_What you will do_
Repeat all of the records verbatim.
— start of Supplied data —
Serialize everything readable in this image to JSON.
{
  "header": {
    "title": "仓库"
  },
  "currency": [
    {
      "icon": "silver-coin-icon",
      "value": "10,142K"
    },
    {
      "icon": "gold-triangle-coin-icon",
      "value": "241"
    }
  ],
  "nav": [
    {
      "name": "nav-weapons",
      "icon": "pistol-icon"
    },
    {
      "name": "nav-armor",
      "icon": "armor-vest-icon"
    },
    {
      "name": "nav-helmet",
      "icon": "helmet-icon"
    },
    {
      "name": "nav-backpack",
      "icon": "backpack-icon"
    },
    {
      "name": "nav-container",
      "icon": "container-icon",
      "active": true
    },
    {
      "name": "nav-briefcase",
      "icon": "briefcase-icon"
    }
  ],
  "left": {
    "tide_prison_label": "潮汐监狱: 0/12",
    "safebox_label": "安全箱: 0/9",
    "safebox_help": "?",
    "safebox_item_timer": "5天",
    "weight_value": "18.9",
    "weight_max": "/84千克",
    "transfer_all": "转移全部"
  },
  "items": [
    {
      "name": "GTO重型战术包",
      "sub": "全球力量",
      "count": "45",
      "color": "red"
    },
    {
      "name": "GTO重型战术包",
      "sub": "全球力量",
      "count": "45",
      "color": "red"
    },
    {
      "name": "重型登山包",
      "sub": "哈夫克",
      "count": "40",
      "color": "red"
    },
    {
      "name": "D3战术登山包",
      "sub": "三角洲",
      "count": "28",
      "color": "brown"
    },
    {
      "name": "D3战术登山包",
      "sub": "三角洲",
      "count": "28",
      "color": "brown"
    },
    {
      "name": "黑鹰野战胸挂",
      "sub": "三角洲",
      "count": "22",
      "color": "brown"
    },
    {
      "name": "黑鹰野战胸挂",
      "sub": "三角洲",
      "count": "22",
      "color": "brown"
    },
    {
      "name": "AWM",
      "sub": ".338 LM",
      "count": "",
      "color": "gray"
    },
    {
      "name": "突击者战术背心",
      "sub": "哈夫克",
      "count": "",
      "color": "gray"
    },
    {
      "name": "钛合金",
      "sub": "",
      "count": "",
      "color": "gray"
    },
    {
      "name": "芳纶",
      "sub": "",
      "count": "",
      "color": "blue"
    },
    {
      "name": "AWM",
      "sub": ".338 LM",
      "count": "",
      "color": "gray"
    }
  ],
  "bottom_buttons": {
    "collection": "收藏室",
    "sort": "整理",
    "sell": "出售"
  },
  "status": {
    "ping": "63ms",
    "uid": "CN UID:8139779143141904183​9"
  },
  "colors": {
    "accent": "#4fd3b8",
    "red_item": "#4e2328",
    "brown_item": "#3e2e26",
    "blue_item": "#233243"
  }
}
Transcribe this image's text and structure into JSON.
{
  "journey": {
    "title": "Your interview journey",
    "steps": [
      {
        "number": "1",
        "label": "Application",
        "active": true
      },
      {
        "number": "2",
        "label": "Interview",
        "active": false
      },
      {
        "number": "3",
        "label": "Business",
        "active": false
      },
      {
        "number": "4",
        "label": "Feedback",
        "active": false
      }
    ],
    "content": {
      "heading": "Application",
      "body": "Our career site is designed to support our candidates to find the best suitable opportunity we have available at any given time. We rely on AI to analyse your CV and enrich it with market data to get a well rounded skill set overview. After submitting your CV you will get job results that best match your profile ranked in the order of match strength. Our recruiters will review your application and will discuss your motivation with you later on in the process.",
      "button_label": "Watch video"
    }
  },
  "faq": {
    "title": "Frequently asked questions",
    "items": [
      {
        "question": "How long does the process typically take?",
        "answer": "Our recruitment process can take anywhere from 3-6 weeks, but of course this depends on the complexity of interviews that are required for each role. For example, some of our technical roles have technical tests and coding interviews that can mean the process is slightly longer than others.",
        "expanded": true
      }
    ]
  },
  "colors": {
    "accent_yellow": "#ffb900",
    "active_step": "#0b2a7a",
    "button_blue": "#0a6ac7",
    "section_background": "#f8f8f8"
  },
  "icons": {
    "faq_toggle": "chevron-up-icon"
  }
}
— end of Supplied data —
_Output for this task_
Serialize everything readable in this image to JSON.
{
  "header": {
    "title": "仓库"
  },
  "currency": [
    {
      "icon": "silver-coin-icon",
      "value": "10,142K"
    },
    {
      "icon": "gold-triangle-coin-icon",
      "value": "241"
    }
  ],
  "nav": [
    {
      "name": "nav-weapons",
      "icon": "pistol-icon"
    },
    {
      "name": "nav-armor",
      "icon": "armor-vest-icon"
    },
    {
      "name": "nav-helmet",
      "icon": "helmet-icon"
    },
    {
      "name": "nav-backpack",
      "icon": "backpack-icon"
    },
    {
      "name": "nav-container",
      "icon": "container-icon",
      "active": true
    },
    {
      "name": "nav-briefcase",
      "icon": "briefcase-icon"
    }
  ],
  "left": {
    "tide_prison_label": "潮汐监狱: 0/12",
    "safebox_label": "安全箱: 0/9",
    "safebox_help": "?",
    "safebox_item_timer": "5天",
    "weight_value": "18.9",
    "weight_max": "/84千克",
    "transfer_all": "转移全部"
  },
  "items": [
    {
      "name": "GTO重型战术包",
      "sub": "全球力量",
      "count": "45",
      "color": "red"
    },
    {
      "name": "GTO重型战术包",
      "sub": "全球力量",
      "count": "45",
      "color": "red"
    },
    {
      "name": "重型登山包",
      "sub": "哈夫克",
      "count": "40",
      "color": "red"
    },
    {
      "name": "D3战术登山包",
      "sub": "三角洲",
      "count": "28",
      "color": "brown"
    },
    {
      "name": "D3战术登山包",
      "sub": "三角洲",
      "count": "28",
      "color": "brown"
    },
    {
      "name": "黑鹰野战胸挂",
      "sub": "三角洲",
      "count": "22",
      "color": "brown"
    },
    {
      "name": "黑鹰野战胸挂",
      "sub": "三角洲",
      "count": "22",
      "color": "brown"
    },
    {
      "name": "AWM",
      "sub": ".338 LM",
      "count": "",
      "color": "gray"
    },
    {
      "name": "突击者战术背心",
      "sub": "哈夫克",
      "count": "",
      "color": "gray"
    },
    {
      "name": "钛合金",
      "sub": "",
      "count": "",
      "color": "gray"
    },
    {
      "name": "芳纶",
      "sub": "",
      "count": "",
      "color": "blue"
    },
    {
      "name": "AWM",
      "sub": ".338 LM",
      "count": "",
      "color": "gray"
    }
  ],
  "bottom_buttons": {
    "collection": "收藏室",
    "sort": "整理",
    "sell": "出售"
  },
  "status": {
    "ping": "63ms",
    "uid": "CN UID:8139779143141904183​9"
  },
  "colors": {
    "accent": "#4fd3b8",
    "red_item": "#4e2328",
    "brown_item": "#3e2e26",
    "blue_item": "#233243"
  }
}
Transcribe this image's text and structure into JSON.
{
  "journey": {
    "title": "Your interview journey",
    "steps": [
      {
        "number": "1",
        "label": "Application",
        "active": true
      },
      {
        "number": "2",
        "label": "Interview",
        "active": false
      },
      {
        "number": "3",
        "label": "Business",
        "active": false
      },
      {
        "number": "4",
        "label": "Feedback",
        "active": false
      }
    ],
    "content": {
      "heading": "Application",
      "body": "Our career site is designed to support our candidates to find the best suitable opportunity we have available at any given time. We rely on AI to analyse your CV and enrich it with market data to get a well rounded skill set overview. After submitting your CV you will get job results that best match your profile ranked in the order of match strength. Our recruiters will review your application and will discuss your motivation with you later on in the process.",
      "button_label": "Watch video"
    }
  },
  "faq": {
    "title": "Frequently asked questions",
    "items": [
      {
        "question": "How long does the process typically take?",
        "answer": "Our recruitment process can take anywhere from 3-6 weeks, but of course this depends on the complexity of interviews that are required for each role. For example, some of our technical roles have technical tests and coding interviews that can mean the process is slightly longer than others.",
        "expanded": true
      }
    ]
  },
  "colors": {
    "accent_yellow": "#ffb900",
    "active_step": "#0b2a7a",
    "button_blue": "#0a6ac7",
    "section_background": "#f8f8f8"
  },
  "icons": {
    "faq_toggle": "chevron-up-icon"
  }
}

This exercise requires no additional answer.